=== DATA SECTION ===

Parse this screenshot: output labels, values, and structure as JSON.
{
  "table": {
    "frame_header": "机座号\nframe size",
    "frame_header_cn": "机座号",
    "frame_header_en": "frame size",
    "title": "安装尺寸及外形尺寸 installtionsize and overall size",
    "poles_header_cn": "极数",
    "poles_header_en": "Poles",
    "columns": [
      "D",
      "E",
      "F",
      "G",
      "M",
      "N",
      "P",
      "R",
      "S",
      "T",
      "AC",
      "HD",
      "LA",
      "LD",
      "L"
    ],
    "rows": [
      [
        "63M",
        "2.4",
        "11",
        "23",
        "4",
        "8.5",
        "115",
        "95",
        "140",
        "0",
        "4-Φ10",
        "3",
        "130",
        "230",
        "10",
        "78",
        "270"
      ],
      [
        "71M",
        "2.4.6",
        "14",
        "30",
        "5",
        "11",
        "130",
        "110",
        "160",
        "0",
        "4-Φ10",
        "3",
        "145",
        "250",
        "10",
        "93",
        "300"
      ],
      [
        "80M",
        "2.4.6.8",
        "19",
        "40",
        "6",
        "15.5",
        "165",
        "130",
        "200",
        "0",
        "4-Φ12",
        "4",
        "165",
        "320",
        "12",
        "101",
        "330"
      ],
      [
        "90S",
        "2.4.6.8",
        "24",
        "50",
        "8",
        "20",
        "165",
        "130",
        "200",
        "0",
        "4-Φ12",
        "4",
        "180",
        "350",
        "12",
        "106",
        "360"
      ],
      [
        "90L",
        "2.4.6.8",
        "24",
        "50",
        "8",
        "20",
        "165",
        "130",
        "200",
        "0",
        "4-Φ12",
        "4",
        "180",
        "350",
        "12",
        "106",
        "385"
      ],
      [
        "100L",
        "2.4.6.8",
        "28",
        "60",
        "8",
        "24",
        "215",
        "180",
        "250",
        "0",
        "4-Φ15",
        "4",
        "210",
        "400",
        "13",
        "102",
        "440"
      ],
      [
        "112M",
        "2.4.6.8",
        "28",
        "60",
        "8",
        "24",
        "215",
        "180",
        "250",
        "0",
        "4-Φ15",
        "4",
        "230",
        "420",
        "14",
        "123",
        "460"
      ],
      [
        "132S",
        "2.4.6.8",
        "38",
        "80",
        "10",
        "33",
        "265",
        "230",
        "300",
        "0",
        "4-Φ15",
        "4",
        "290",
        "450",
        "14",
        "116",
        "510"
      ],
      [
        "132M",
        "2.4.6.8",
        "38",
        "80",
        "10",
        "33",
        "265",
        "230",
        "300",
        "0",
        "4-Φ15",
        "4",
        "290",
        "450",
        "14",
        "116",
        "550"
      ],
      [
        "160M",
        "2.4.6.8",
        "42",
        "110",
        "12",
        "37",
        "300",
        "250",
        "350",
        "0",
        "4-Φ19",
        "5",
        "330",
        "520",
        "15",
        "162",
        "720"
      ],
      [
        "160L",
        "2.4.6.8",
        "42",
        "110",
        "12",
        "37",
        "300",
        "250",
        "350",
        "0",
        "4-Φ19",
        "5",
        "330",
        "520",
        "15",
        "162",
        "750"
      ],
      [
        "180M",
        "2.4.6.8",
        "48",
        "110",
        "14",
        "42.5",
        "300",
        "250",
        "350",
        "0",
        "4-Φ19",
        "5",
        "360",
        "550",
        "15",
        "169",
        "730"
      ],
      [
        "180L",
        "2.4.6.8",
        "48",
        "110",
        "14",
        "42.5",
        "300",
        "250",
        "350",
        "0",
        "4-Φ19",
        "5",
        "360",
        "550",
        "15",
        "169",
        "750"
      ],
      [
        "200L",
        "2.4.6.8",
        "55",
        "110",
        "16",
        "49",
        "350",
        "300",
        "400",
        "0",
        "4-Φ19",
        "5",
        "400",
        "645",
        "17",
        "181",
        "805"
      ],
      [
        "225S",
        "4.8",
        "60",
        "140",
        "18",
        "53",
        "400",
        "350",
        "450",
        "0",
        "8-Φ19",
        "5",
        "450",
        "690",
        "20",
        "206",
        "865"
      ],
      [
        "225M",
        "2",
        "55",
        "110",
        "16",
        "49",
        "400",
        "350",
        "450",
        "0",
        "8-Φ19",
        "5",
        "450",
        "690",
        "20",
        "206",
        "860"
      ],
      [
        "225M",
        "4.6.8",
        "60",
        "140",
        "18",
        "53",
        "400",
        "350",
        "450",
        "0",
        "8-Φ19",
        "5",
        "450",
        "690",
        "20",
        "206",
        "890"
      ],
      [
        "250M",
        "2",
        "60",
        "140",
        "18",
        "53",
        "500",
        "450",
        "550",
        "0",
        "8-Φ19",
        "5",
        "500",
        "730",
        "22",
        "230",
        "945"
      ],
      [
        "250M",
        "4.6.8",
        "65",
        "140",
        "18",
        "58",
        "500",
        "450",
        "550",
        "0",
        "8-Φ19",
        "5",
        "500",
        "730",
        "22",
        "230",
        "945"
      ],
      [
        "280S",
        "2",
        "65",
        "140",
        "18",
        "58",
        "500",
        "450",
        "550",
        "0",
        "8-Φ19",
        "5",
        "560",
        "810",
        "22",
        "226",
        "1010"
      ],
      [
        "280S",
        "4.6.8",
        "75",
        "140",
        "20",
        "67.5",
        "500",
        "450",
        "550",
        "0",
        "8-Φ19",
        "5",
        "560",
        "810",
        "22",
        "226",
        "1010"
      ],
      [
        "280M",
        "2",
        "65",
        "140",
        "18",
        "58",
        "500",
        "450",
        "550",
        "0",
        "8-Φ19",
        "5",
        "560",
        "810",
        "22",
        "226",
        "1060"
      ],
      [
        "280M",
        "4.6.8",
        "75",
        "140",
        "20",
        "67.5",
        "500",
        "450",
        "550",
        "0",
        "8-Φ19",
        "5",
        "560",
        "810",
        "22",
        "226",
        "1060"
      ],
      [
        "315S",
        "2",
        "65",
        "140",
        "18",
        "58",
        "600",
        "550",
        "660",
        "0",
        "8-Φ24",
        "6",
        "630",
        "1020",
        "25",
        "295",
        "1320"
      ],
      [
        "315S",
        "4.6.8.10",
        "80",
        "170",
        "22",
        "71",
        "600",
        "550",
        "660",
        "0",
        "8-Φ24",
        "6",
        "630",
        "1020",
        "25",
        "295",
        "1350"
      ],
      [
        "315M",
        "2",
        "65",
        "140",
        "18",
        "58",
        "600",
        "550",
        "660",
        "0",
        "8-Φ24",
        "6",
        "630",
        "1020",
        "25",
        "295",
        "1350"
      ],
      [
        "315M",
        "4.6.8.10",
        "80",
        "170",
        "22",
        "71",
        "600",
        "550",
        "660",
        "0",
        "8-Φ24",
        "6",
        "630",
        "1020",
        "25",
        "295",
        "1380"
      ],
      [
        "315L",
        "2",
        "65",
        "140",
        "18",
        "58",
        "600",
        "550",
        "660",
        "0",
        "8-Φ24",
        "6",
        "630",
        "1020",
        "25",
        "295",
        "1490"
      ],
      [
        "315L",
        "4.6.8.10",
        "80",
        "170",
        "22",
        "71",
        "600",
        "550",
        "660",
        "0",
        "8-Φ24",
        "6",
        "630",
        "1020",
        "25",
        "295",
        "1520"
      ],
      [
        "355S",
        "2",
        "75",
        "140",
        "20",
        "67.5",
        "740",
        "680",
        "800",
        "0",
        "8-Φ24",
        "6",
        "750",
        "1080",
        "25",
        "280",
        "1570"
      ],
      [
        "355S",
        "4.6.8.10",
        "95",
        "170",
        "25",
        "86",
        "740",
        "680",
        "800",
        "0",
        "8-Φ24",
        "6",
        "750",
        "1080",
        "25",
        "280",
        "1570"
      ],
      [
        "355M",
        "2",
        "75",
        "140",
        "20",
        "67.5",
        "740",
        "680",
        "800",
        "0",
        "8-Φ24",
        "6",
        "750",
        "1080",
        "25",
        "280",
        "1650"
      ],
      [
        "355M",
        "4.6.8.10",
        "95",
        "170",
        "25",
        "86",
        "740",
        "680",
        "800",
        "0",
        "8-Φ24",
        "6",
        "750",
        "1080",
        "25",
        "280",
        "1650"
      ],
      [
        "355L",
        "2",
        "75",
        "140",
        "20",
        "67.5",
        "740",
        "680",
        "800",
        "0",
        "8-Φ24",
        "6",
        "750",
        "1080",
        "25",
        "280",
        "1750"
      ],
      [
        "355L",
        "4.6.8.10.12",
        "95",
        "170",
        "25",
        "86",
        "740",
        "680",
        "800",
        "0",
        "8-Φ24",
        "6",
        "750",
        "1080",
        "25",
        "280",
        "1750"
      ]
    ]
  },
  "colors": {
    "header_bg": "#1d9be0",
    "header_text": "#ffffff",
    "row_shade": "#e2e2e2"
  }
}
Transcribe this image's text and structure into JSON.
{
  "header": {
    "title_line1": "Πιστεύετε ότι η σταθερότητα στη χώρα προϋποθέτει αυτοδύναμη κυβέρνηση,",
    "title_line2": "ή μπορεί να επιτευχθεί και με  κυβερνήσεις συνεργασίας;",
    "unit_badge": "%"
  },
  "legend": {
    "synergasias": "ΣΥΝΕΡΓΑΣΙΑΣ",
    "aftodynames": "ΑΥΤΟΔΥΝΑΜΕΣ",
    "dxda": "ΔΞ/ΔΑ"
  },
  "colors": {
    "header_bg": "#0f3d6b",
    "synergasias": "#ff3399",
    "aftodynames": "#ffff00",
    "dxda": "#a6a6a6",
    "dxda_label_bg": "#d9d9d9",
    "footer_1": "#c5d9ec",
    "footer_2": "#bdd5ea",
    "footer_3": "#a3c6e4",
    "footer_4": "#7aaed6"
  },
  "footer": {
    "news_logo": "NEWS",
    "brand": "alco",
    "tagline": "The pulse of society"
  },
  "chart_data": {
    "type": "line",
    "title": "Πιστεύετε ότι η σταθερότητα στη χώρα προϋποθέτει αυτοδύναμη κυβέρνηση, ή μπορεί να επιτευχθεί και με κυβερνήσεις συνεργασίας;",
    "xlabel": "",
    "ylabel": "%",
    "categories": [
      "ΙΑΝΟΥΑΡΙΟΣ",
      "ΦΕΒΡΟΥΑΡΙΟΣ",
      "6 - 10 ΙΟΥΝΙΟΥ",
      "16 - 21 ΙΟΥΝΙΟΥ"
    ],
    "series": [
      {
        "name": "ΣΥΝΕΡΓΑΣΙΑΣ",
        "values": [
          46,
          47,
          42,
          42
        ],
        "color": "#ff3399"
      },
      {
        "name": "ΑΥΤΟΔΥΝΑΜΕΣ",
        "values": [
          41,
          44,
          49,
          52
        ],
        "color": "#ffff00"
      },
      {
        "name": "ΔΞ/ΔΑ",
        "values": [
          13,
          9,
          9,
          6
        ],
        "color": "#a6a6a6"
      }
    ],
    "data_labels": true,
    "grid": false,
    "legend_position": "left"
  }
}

===

#### EXERCISE REQUIREMENTS
Copy out each line in the preceding records that contains "χώρα".

#### EXERCISE SOLUTION
    "title_line1": "Πιστεύετε ότι η σταθερότητα στη χώρα προϋποθέτει αυτοδύναμη κυβέρνηση,",
    "title": "Πιστεύετε ότι η σταθερότητα στη χώρα προϋποθέτει αυτοδύναμη κυβέρνηση, ή μπορεί να επιτευχθεί και με κυβερνήσεις συνεργασίας;",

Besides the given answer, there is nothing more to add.